**TASK OBJECTIVE:**
List each line in which the string "frac" appears.

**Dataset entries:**
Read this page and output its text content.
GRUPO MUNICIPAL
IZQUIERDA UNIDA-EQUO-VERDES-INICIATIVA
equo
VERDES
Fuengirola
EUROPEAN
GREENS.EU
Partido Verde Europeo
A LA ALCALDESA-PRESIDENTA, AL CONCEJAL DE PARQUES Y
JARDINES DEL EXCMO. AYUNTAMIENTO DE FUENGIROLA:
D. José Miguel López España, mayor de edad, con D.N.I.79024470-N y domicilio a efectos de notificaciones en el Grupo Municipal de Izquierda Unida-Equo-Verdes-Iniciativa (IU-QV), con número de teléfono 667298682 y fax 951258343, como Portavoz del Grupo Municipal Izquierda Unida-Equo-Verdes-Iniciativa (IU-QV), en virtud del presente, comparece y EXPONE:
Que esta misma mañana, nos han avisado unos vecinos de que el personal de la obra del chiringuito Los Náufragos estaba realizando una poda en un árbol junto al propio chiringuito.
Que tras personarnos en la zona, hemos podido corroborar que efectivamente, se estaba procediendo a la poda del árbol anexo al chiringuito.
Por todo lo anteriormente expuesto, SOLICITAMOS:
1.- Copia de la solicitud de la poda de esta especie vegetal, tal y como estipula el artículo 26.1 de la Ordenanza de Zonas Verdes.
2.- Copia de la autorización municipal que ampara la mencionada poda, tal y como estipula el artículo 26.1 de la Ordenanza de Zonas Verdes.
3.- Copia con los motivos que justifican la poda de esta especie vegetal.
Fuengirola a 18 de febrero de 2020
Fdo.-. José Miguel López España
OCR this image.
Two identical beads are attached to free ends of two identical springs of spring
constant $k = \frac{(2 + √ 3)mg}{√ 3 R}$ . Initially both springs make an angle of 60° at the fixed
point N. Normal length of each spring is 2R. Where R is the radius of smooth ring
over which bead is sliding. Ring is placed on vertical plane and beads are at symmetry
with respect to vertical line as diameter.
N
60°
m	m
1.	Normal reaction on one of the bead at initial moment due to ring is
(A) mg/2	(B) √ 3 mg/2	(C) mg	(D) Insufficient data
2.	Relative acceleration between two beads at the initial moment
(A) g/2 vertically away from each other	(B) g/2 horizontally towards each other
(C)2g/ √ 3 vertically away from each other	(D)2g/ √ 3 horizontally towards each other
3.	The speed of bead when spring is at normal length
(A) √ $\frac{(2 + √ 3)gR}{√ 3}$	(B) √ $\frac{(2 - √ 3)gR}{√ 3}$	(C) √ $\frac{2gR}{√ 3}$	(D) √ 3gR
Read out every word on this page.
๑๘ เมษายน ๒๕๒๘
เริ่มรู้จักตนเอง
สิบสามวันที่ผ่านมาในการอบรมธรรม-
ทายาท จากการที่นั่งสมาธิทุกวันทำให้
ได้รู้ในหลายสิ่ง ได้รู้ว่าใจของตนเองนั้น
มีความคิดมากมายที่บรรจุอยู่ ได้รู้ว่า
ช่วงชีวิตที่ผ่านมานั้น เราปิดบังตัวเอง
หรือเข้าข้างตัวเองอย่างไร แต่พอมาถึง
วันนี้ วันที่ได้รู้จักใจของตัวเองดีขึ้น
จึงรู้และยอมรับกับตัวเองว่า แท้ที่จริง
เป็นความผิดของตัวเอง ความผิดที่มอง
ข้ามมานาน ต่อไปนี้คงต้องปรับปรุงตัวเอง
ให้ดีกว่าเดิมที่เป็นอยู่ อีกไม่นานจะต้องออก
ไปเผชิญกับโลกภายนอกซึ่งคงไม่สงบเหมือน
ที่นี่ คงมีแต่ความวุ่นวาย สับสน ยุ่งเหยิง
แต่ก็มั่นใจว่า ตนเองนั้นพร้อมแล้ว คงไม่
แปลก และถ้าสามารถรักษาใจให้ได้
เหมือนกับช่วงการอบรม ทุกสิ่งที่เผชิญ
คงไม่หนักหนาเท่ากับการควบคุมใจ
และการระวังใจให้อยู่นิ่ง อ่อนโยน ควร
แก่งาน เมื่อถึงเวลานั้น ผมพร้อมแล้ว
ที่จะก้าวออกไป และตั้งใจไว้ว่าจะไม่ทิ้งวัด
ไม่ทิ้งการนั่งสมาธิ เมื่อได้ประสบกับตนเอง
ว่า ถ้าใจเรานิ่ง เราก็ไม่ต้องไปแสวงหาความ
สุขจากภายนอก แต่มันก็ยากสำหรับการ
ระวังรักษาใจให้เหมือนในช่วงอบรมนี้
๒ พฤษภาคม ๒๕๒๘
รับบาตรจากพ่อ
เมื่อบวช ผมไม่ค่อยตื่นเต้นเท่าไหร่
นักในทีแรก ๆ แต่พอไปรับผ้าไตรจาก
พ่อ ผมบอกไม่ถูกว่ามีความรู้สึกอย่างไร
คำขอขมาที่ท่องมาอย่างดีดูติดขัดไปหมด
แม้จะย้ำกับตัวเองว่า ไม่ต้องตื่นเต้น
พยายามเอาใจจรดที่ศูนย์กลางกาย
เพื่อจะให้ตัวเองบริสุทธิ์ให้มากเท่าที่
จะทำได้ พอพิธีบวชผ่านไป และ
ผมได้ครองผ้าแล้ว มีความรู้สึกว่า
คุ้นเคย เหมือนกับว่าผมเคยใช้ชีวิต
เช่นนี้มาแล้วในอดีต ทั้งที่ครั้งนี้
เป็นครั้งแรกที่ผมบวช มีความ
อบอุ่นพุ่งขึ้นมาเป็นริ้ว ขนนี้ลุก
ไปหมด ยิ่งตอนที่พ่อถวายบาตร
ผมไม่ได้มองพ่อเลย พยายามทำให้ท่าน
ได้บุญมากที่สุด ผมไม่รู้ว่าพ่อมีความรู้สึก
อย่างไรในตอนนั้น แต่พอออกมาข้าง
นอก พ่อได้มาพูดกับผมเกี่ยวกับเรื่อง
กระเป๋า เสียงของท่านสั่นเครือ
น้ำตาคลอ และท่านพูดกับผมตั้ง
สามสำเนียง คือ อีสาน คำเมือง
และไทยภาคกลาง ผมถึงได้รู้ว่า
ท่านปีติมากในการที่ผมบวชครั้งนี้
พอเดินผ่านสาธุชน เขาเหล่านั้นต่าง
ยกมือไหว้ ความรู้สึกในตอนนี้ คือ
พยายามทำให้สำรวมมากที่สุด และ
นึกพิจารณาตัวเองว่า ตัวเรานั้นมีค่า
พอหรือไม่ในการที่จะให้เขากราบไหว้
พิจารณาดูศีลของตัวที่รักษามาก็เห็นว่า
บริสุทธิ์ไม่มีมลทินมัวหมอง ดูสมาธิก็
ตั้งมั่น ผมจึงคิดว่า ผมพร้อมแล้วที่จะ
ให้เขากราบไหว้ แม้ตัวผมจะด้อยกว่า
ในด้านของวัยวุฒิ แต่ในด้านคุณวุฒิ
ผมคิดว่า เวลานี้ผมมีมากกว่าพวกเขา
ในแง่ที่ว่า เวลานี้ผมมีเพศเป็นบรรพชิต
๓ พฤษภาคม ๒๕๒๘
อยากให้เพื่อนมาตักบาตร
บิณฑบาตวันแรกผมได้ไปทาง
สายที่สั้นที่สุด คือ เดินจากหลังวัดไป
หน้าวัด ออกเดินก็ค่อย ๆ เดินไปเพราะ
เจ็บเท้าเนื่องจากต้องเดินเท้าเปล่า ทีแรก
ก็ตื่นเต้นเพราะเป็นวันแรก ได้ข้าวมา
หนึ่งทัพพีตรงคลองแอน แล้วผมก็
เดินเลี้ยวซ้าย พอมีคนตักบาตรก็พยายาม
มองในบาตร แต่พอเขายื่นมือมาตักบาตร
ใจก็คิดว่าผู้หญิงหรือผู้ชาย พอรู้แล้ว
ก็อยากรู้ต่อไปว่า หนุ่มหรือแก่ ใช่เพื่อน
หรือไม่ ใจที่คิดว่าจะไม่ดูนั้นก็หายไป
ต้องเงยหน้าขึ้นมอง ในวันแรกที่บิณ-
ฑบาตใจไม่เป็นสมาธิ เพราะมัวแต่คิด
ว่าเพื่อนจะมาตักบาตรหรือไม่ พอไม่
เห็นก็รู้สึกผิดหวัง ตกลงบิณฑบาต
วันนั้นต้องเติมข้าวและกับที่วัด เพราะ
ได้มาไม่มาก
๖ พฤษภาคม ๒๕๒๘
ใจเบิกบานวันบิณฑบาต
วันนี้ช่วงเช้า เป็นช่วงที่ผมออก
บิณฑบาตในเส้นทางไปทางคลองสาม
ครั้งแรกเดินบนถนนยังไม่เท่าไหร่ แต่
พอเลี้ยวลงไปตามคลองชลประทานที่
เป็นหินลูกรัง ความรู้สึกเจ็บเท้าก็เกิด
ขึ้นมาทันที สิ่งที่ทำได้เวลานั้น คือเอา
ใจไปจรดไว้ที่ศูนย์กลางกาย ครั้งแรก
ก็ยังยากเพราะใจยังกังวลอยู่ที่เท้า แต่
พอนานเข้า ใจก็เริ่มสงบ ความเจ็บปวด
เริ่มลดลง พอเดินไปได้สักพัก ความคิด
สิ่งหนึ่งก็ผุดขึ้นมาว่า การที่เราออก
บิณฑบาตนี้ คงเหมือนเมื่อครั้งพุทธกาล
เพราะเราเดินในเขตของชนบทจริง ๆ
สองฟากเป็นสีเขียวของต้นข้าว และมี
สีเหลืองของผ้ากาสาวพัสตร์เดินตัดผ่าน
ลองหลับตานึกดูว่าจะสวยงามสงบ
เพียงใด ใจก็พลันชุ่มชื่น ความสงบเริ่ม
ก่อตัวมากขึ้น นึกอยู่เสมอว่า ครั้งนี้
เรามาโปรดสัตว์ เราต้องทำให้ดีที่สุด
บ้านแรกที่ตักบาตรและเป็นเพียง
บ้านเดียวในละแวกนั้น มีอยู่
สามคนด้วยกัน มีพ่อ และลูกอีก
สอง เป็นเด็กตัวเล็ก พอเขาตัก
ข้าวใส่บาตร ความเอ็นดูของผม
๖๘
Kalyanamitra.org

**SOLUTION BELOW:**
constant $k = \frac{(2 + √ 3)mg}{√ 3 R}$ . Initially both springs make an angle of 60° at the fixed
(A) √ $\frac{(2 + √ 3)gR}{√ 3}$	(B) √ $\frac{(2 - √ 3)gR}{√ 3}$	(C) √ $\frac{2gR}{√ 3}$	(D) √ 3gR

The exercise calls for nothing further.